━━ Selected extract ━━
We don't have to suffer for art or energy.
See below.
Op/Ed by Scott D. Portzline, Security Consultant to Three Mile Island Alert
Op/Ed 3/22/2010
The good news for energy reliability is that wind and solar are stealing the show. Just
last week, the North American Electrical Reliability Corporation testified to the
Nuclear Regulatory Commission (NRC) that over the next 10 years 260,000
megawatts of new nameplate electrical capacity will be added. A whopping 96% of
that will come from wind and solar. The NRC was told they might have to back down
some of their nuclear plants during off-peak loads because of new wind-powered
generation.
The claim by former NRC Commissioner Forrest J. Remick that nuclear power is "the
most cost-effective way to boost capacity while meeting climate change goals" is
hardly the truth. (Allentown Morning Call, Your View, 3/22/2010) The so-called
nuclear renaissance is already on "life support" with taxpayer loans. Some proposed
new plants are being canceled by utilities as costs double and even triple. Ratepayers
in Florida are already paying for new nuclear plants that haven't even begun
construction let alone generate a watt.
In San Antonio Texas, the city-owned utility filed a $32 billion lawsuit against their
nuclear construction partners alleging they had concealed rising cost information and
thereby threatened the city's credit rating. In South Carolina, the Public Service
Commission ruled that the cost of proposed new nuclear plants does not have to be
disclosed. How can anyone determine its cost effectiveness with a secret nuclear price
tag? Meanwhile nuclear plant owners are suing the US over their current nuclear
waste burden.
━━━
▶ [Task]
Answer these questions about the op-ed on nuclear power:
1. What share of the new nameplate capacity expected over the next 10 years will come from wind and solar?
2. How large was the lawsuit filed by San Antonio's city-owned utility?
3. What did South Carolina's Public Service Commission rule?
The data that comes next is separate material with no connection to the op-ed on nuclear power.
━━ Raw data ━━
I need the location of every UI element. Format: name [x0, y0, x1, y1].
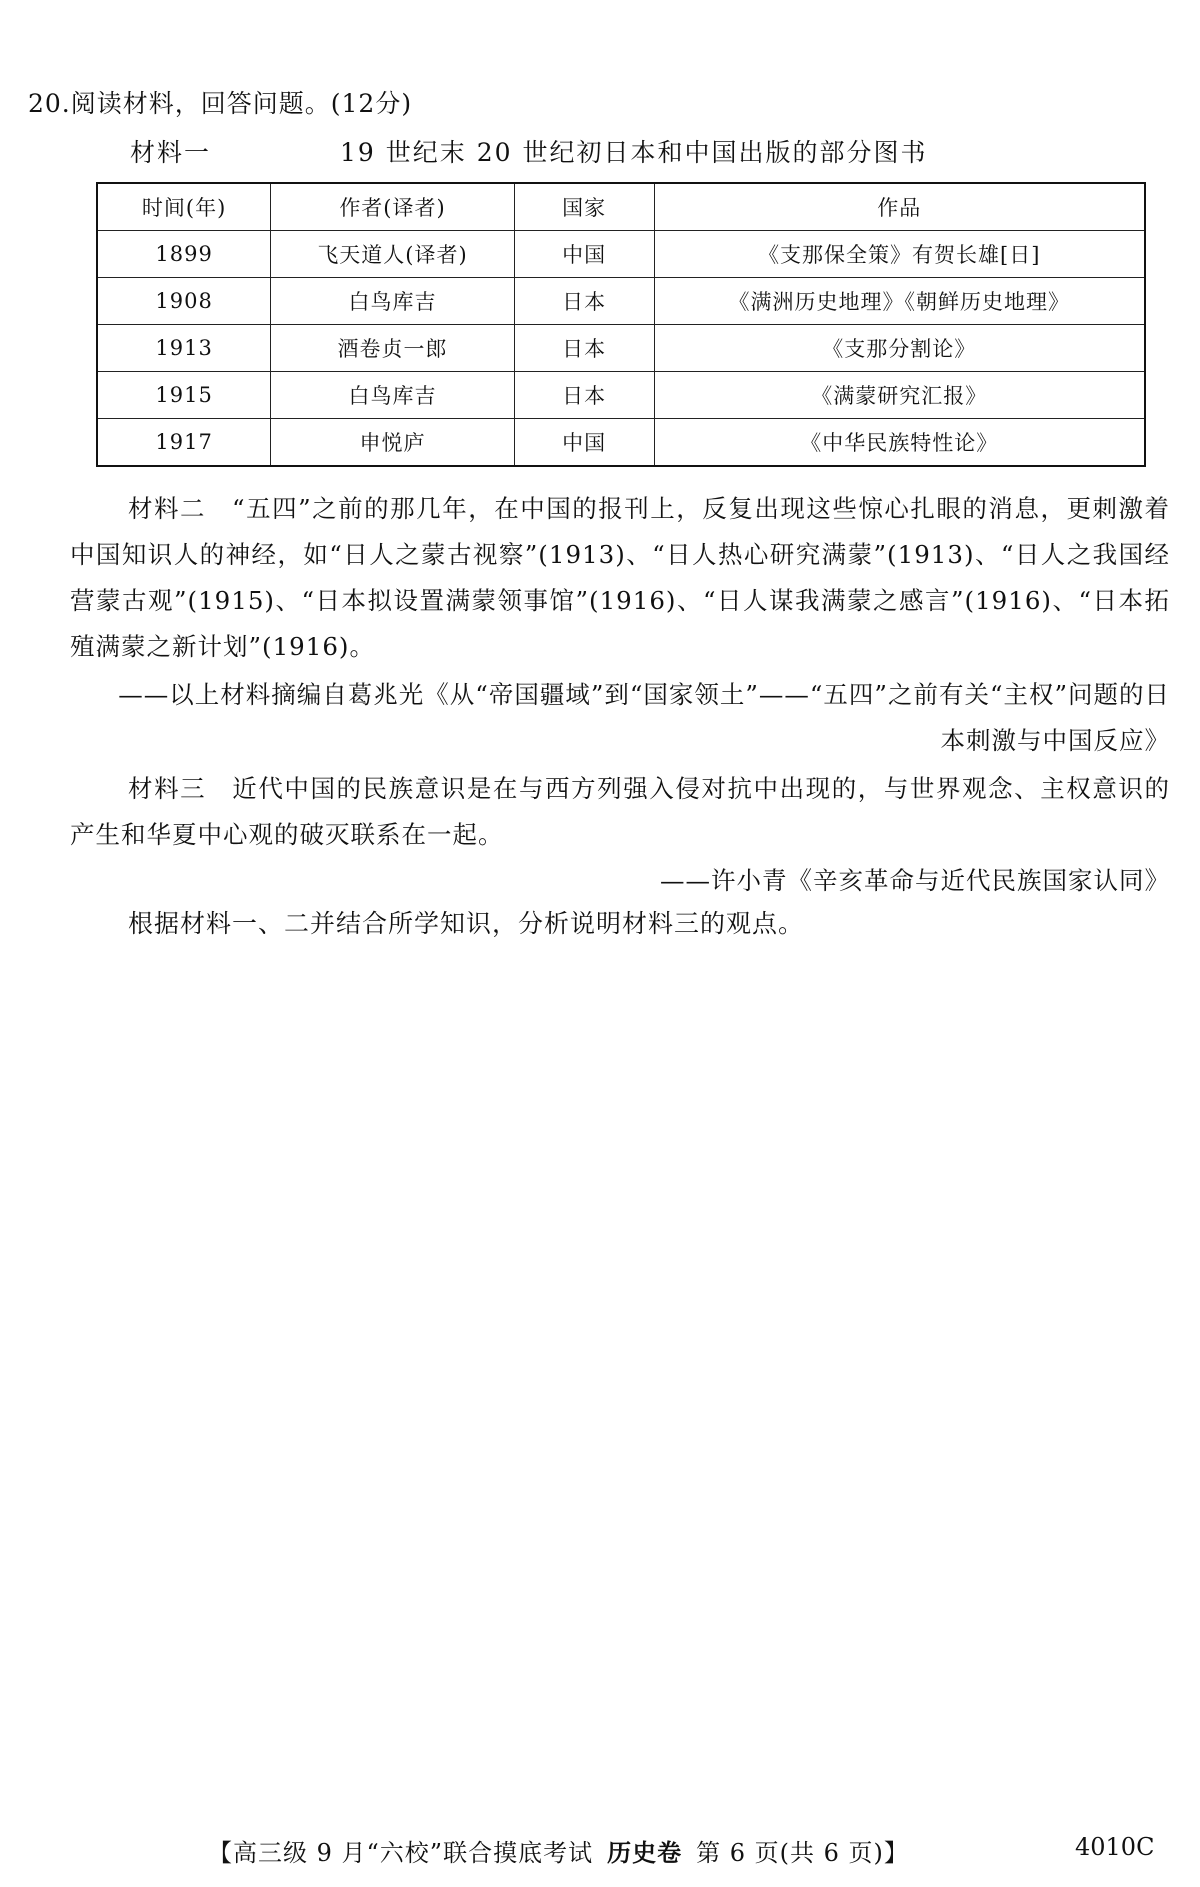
━━━
▶ [Answer to the exercise]
1. 96% of the 260,000 megawatts.
2. $32 billion.
3. The cost of proposed new nuclear plants does not have to be disclosed.